=== Quoted passage ===

# Land based shark fishing on va



## Kgabriele1114 (Aug 19, 2019)

I'm new here to the site and relatively new to shark fishing..have gotten alot more into it in the last year or so and have had much success in New Jersey off the beach..my problem is its pretty much all browns..I'm from maryland and am looking for a place in va to go that is legal to shark fish from beach..any suggestions?


----------



## afout07 (Jan 29, 2014)

It is illegal to target sharks from shore in all of coastal Virginia, if I'm not mistaken. I know you cant anywhere in Virginia Beach, Norfolk, or Hampton. Seagull pier was the only place that you were allowed to but its closed. If you're really trying to fish for shark, you'll have to set up for drum and hope one comes by.


----------



## Benji (Nov 19, 2014)

Eastern shore. There a few barrier islands you can fish. Accessing them isn't easy. You can fish for them on assateague during the day away from the swimming area... either north end or south osv areas. If you fish for drum as said, you will catch sharks..

=== Material provided ===

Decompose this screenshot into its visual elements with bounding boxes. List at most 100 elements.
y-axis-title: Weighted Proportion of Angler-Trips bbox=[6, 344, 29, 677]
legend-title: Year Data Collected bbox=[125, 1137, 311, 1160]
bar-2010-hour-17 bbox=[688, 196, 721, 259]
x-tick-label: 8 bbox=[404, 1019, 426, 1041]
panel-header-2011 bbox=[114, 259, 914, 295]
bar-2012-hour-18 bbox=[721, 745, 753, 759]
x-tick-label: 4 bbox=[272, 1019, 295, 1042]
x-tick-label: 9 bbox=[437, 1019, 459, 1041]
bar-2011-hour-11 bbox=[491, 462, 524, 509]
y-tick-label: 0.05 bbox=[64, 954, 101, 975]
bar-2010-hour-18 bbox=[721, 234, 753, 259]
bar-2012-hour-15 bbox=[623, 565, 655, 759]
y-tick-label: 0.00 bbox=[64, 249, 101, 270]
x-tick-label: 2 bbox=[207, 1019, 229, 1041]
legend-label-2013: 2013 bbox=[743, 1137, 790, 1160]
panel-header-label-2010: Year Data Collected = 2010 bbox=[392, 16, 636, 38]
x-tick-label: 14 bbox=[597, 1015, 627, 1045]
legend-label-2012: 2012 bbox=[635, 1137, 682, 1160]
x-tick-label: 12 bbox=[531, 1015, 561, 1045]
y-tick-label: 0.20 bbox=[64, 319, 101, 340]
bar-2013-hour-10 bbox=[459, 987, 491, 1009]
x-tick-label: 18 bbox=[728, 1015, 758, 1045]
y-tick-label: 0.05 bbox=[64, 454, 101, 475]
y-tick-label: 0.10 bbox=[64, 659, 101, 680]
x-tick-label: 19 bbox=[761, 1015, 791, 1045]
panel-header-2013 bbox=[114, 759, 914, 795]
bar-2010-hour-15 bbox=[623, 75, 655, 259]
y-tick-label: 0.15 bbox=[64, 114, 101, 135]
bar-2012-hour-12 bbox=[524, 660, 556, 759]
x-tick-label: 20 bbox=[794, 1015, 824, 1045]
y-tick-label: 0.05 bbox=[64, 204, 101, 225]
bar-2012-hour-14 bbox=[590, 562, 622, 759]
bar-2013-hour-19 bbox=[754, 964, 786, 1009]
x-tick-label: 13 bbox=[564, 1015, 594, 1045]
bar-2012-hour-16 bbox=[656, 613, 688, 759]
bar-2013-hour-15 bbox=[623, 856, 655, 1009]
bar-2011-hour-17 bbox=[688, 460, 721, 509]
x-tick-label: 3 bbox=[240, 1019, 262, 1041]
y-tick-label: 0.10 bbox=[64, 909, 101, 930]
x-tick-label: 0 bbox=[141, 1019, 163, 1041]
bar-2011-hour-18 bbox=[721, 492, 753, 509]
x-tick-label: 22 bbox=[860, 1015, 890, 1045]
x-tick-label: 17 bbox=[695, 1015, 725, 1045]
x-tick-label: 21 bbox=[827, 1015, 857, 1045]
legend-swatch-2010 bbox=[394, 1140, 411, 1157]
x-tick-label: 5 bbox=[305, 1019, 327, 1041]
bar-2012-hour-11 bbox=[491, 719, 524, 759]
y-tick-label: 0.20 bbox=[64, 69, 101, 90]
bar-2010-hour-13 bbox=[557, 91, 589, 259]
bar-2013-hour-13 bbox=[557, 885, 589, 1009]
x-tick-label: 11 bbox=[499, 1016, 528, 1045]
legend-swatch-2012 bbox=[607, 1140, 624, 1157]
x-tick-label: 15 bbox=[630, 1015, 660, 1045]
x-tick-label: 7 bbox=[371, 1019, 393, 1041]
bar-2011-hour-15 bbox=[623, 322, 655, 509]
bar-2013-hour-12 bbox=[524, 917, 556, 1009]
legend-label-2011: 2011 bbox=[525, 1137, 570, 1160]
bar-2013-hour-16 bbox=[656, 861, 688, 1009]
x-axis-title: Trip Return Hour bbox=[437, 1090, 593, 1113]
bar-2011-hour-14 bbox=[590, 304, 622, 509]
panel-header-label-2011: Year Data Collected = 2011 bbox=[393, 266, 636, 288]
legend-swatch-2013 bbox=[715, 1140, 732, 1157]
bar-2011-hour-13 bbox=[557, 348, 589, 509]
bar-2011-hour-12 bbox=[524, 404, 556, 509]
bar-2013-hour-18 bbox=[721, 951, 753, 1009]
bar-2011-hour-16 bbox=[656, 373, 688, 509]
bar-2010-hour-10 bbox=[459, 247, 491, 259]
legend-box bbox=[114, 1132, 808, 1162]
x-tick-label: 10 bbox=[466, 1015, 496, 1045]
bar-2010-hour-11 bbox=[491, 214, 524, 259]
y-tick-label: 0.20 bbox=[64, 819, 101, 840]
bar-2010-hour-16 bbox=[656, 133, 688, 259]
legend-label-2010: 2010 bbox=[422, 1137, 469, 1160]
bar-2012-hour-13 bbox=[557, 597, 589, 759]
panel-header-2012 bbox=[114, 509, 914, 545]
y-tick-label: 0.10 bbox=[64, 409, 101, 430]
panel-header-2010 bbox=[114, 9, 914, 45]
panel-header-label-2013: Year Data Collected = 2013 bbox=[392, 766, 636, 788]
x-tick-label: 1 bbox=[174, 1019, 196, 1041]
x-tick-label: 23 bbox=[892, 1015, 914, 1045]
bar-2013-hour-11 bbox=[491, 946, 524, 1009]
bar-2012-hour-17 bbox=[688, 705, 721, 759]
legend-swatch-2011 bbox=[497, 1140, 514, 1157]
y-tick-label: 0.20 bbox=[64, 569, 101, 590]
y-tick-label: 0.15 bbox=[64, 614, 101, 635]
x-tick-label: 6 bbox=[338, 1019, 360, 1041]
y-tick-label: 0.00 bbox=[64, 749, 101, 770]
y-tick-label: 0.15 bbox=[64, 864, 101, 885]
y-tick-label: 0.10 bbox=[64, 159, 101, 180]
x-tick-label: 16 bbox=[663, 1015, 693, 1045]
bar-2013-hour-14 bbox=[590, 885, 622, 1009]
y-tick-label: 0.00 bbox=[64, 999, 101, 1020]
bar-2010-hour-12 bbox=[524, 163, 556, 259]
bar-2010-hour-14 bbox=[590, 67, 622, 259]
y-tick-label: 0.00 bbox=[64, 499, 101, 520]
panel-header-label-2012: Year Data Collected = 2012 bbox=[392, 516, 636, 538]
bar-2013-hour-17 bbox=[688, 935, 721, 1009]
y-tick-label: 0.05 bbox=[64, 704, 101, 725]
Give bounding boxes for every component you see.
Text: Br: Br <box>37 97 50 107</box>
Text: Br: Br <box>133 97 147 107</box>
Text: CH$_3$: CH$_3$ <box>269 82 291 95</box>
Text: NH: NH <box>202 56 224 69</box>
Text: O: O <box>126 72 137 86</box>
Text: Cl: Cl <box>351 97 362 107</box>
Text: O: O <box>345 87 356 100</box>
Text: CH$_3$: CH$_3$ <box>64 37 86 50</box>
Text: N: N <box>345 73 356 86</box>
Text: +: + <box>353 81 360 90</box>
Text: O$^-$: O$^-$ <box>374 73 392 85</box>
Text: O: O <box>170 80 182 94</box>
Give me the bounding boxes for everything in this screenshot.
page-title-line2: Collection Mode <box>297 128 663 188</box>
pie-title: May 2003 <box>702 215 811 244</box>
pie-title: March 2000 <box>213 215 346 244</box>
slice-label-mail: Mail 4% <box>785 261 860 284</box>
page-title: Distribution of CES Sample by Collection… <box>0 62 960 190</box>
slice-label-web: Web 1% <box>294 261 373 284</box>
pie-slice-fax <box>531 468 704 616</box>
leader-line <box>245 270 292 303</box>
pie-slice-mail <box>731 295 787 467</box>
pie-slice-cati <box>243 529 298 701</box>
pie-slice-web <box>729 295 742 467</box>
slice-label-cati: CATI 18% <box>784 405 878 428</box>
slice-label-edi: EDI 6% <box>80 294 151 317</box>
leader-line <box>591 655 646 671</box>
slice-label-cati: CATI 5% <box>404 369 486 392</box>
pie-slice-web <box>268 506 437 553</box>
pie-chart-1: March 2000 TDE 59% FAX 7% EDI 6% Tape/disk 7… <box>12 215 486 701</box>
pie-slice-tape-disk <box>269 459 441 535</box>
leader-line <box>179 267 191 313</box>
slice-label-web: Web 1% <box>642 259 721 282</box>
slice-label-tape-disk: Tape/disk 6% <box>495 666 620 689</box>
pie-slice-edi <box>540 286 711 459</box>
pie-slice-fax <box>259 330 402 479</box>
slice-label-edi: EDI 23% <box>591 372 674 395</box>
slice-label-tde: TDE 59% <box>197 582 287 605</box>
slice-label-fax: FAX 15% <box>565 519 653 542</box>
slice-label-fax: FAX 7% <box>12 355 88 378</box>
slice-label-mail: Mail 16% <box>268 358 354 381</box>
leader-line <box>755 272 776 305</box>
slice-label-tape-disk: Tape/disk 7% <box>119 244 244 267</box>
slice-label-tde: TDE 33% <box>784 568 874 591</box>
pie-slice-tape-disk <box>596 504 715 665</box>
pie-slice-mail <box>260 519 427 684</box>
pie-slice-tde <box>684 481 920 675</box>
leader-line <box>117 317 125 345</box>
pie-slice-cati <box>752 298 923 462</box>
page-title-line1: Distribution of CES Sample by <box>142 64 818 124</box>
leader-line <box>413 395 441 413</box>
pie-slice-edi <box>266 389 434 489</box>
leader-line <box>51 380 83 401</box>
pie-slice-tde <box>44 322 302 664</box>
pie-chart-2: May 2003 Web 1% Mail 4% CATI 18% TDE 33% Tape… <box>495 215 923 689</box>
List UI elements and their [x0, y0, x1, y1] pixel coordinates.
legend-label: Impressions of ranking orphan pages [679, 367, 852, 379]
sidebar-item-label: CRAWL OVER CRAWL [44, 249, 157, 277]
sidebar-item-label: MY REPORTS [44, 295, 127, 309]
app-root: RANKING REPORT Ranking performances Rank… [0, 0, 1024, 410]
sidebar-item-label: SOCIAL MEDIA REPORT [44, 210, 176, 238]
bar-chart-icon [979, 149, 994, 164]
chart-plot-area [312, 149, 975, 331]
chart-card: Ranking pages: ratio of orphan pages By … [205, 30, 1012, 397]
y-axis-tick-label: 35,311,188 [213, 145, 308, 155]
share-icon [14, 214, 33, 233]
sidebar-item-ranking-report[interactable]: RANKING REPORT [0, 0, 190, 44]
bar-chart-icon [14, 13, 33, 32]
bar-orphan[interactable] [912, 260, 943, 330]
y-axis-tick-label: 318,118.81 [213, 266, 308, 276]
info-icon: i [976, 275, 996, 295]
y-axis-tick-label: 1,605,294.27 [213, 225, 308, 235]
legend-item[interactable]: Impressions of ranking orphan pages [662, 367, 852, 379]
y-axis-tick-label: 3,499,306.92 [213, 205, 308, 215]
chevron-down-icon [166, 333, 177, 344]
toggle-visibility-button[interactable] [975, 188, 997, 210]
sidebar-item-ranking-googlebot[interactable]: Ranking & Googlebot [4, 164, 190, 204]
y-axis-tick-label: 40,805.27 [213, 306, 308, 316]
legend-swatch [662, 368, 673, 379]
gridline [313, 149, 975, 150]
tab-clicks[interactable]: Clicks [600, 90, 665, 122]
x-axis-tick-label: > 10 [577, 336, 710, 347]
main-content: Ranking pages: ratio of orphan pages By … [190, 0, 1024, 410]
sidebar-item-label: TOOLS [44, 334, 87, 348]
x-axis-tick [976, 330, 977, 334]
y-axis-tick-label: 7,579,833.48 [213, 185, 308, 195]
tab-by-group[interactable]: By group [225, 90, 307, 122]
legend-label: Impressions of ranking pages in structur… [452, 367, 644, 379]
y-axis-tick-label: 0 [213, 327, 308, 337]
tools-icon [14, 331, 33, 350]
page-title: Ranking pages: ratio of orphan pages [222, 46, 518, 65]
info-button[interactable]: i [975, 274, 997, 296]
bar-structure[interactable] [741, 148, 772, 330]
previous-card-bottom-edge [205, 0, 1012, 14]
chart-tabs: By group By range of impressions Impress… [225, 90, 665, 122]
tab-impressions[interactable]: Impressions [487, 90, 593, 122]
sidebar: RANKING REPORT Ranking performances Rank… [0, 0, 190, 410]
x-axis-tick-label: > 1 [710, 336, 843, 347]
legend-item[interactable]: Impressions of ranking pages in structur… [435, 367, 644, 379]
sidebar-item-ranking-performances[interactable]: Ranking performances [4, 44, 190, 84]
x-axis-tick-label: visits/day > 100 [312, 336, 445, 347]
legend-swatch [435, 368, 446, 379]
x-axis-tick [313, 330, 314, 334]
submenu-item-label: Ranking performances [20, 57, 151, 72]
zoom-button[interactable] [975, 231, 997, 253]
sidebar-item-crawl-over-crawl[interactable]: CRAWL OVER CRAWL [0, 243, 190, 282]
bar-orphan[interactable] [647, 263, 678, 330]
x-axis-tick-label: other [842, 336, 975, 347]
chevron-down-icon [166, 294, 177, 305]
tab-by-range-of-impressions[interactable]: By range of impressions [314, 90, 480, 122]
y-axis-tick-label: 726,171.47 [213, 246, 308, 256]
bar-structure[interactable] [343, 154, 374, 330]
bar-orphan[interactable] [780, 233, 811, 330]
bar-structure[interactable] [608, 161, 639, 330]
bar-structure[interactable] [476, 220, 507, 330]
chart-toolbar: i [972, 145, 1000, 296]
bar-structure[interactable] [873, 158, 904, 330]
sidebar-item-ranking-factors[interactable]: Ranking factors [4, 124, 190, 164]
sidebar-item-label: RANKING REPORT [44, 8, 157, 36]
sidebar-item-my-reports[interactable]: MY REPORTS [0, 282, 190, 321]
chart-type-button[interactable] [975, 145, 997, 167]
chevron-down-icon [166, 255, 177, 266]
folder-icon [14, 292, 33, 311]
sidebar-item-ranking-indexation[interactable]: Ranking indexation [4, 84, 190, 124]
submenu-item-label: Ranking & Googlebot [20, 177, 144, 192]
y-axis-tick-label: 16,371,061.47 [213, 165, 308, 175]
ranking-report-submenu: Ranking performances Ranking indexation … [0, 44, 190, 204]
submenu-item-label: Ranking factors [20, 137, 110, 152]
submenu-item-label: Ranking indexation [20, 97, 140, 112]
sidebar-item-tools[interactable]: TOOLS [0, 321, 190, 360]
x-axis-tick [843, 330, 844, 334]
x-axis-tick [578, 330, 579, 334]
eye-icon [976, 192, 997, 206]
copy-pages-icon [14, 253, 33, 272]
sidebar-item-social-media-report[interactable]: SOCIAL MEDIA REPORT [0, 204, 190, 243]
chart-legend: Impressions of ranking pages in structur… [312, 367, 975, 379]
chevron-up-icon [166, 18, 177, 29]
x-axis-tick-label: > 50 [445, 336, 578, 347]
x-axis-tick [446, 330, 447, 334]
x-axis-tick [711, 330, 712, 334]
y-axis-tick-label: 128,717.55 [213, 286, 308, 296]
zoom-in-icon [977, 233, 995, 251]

===

# Actions to take:
1. From the shark fishing thread, pull out the passage starting at "## afout07 (Jan" and ending at "will catch sharks..", copied word for word.
2. In the shark fishing thread, which pier is named as the only place where fishing for sharks was allowed?

# Responses to the exercise:
1.
## afout07 (Jan 29, 2014)

It is illegal to target sharks from shore in all of coastal Virginia, if I'm not mistaken. I know you cant anywhere in Virginia Beach, Norfolk, or Hampton. Seagull pier was the only place that you were allowed to but its closed. If you're really trying to fish for shark, you'll have to set up for drum and hope one comes by.


----------



## Benji (Nov 19, 2014)

Eastern shore. There a few barrier islands you can fish. Accessing them isn't easy. You can fish for them on assateague during the day away from the swimming area... either north end or south osv areas. If you fish for drum as said, you will catch sharks..

2. Seagull pier, which is now closed.